— Start Dataset records —

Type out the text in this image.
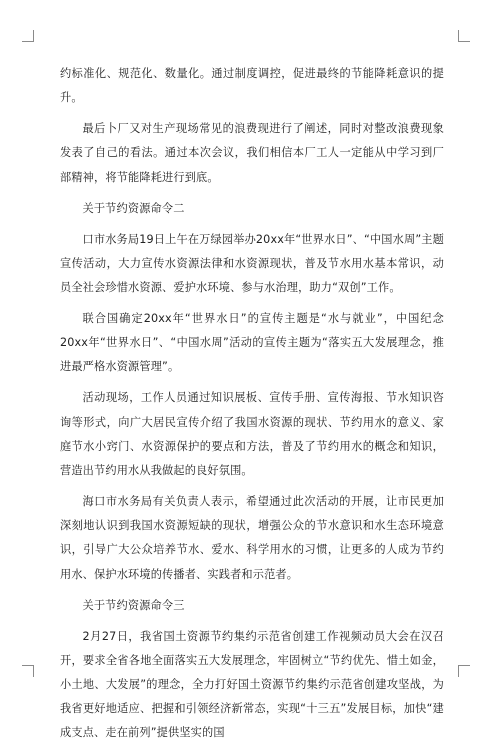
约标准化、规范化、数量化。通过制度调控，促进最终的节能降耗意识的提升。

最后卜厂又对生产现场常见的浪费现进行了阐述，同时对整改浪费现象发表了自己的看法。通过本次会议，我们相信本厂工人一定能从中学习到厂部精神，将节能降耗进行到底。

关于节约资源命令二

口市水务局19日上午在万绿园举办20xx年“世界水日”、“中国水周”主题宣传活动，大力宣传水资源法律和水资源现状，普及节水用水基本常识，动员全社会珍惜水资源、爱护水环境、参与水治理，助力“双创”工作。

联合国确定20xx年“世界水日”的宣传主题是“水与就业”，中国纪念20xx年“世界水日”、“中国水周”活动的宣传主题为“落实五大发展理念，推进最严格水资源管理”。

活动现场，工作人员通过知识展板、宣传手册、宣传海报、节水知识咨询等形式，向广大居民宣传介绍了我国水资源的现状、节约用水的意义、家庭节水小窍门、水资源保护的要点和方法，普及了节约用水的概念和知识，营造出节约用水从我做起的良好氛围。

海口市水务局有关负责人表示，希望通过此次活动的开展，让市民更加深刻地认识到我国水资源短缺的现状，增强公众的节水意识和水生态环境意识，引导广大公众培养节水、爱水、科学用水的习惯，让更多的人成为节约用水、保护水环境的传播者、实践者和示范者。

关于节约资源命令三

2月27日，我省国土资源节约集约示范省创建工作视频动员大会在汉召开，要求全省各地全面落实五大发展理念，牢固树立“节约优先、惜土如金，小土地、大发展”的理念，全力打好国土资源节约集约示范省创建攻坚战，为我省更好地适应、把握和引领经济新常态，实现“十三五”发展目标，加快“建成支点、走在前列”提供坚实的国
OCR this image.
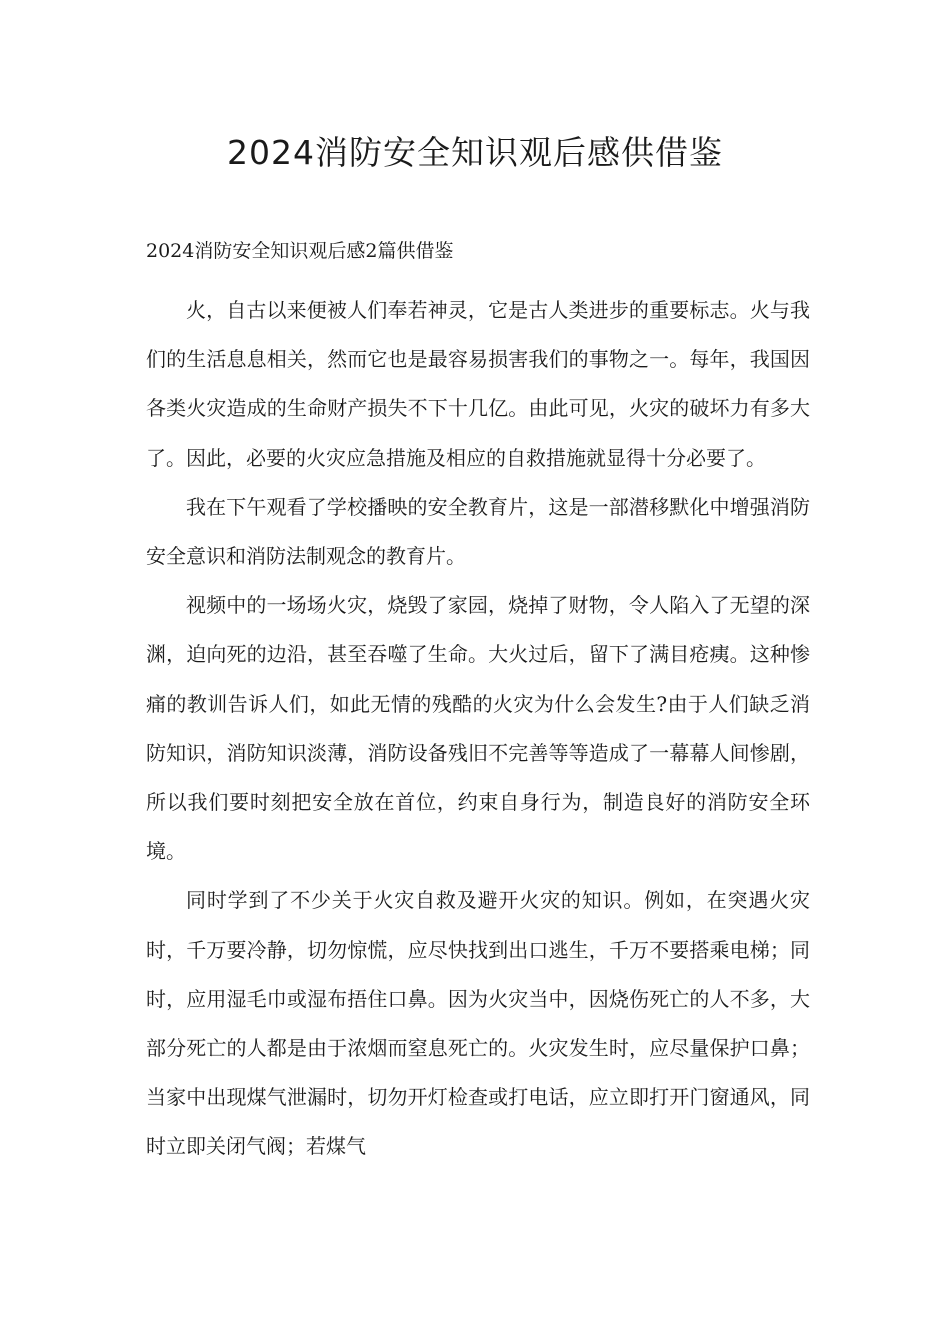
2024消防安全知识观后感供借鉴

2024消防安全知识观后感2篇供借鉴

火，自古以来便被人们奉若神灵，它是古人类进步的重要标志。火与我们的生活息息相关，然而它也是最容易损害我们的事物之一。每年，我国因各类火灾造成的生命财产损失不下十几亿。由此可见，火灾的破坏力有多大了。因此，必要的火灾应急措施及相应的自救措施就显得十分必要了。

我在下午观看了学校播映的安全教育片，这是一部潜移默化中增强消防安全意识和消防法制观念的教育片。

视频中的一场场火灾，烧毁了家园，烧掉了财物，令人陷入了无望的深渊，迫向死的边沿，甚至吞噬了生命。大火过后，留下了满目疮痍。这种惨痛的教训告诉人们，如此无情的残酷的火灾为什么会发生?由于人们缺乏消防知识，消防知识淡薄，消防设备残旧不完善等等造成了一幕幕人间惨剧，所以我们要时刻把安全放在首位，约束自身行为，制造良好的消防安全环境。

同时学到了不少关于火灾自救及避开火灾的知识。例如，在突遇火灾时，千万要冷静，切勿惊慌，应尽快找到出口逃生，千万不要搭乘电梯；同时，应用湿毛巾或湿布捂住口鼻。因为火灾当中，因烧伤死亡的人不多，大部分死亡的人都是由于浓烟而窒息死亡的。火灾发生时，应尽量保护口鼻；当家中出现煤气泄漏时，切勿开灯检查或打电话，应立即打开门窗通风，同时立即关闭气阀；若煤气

— End Dataset records —

Using the listing above, state the number of lines that hold "世界水日", with no other text.

Complete output:
2